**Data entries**
==========
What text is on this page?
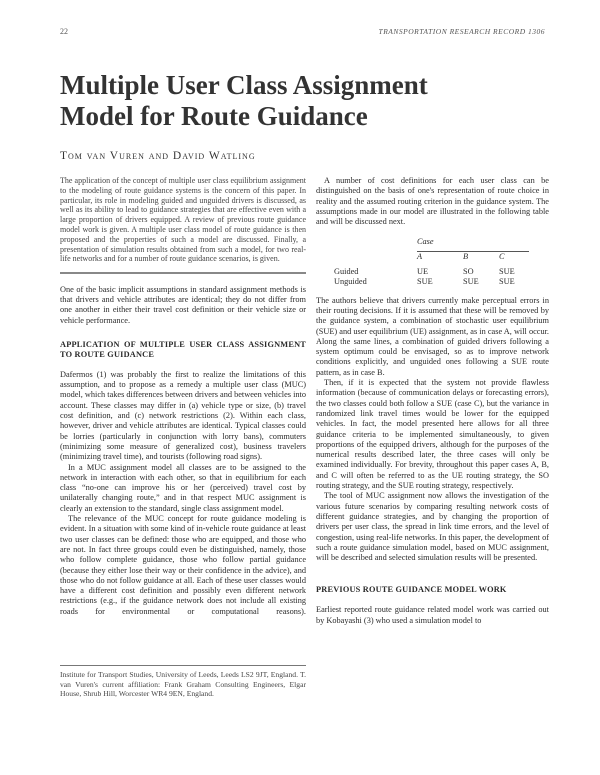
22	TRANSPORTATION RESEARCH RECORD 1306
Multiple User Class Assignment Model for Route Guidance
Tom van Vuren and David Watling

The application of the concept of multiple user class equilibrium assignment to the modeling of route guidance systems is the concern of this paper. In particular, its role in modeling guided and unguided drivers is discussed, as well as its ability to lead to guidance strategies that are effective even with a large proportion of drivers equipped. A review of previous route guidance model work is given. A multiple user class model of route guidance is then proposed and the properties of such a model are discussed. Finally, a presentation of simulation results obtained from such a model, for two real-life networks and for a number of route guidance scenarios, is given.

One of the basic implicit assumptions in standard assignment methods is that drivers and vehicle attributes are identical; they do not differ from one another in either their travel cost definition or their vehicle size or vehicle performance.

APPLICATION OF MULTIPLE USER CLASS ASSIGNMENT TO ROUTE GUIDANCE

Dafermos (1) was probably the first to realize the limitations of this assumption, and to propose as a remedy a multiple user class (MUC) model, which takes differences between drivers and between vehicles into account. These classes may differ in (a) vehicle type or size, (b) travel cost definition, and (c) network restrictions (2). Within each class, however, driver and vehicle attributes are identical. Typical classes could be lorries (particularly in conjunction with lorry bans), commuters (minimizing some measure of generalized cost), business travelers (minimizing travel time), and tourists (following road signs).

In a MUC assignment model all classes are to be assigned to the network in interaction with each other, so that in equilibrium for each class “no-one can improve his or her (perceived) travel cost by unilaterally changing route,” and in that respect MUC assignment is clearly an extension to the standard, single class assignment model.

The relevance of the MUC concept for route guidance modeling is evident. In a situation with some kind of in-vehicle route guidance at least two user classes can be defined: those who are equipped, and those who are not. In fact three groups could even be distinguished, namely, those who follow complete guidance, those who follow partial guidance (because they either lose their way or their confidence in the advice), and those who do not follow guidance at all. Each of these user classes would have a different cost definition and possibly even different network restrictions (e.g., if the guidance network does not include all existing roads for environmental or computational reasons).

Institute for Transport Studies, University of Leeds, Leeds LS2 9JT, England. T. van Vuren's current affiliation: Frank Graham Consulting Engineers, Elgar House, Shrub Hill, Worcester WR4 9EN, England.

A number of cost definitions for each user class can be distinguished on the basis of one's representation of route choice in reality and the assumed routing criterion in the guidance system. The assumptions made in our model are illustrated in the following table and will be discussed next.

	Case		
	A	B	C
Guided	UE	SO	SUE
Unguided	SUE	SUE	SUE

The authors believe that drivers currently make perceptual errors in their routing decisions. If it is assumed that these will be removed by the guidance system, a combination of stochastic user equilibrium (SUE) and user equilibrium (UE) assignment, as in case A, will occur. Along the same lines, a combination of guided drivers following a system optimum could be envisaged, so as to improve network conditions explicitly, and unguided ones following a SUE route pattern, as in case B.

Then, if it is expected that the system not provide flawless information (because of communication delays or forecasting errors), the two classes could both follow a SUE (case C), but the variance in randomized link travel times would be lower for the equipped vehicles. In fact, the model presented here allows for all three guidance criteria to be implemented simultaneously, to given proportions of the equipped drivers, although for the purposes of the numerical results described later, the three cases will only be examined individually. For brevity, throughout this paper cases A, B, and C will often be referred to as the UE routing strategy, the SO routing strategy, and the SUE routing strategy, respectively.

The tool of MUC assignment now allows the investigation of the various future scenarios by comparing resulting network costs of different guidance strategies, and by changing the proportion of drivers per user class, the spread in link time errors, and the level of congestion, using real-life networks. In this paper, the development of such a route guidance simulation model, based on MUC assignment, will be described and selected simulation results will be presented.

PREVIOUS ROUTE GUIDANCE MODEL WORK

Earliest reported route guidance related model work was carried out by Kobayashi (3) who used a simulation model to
==========
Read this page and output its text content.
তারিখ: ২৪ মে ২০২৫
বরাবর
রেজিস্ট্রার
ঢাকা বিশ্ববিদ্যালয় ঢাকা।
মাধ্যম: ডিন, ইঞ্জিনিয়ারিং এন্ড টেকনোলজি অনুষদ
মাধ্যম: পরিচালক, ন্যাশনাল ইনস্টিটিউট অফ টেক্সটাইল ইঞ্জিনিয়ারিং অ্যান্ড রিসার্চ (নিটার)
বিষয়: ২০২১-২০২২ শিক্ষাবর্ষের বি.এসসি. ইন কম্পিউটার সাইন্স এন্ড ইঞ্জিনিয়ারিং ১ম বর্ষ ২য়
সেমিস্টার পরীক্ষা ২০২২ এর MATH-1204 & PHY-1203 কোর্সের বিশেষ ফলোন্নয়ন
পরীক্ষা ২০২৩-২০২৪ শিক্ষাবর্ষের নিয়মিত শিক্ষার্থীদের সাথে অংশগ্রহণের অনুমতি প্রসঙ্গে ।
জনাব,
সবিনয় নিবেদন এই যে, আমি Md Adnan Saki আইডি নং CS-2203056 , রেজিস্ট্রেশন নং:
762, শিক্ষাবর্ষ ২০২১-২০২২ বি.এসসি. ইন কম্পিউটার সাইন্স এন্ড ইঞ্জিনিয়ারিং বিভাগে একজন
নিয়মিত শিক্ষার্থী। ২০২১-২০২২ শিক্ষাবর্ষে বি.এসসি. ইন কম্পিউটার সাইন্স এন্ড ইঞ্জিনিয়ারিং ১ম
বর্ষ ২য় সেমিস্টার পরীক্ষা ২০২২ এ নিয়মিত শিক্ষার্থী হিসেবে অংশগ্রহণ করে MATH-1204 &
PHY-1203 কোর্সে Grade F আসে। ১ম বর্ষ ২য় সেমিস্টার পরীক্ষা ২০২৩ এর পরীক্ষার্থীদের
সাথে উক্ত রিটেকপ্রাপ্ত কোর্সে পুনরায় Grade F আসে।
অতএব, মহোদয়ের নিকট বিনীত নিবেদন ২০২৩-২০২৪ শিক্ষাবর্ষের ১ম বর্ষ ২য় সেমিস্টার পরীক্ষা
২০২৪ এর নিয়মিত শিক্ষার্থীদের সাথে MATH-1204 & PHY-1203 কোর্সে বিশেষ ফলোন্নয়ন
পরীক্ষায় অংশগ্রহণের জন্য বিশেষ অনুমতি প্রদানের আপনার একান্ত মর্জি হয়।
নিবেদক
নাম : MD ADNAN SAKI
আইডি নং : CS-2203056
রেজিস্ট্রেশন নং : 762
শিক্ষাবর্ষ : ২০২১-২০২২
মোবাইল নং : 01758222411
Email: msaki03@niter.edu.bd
==========
**Objective**
List every line above that contains the word "page".

**Task response**
What text is on this page?
Read this page and output its text content.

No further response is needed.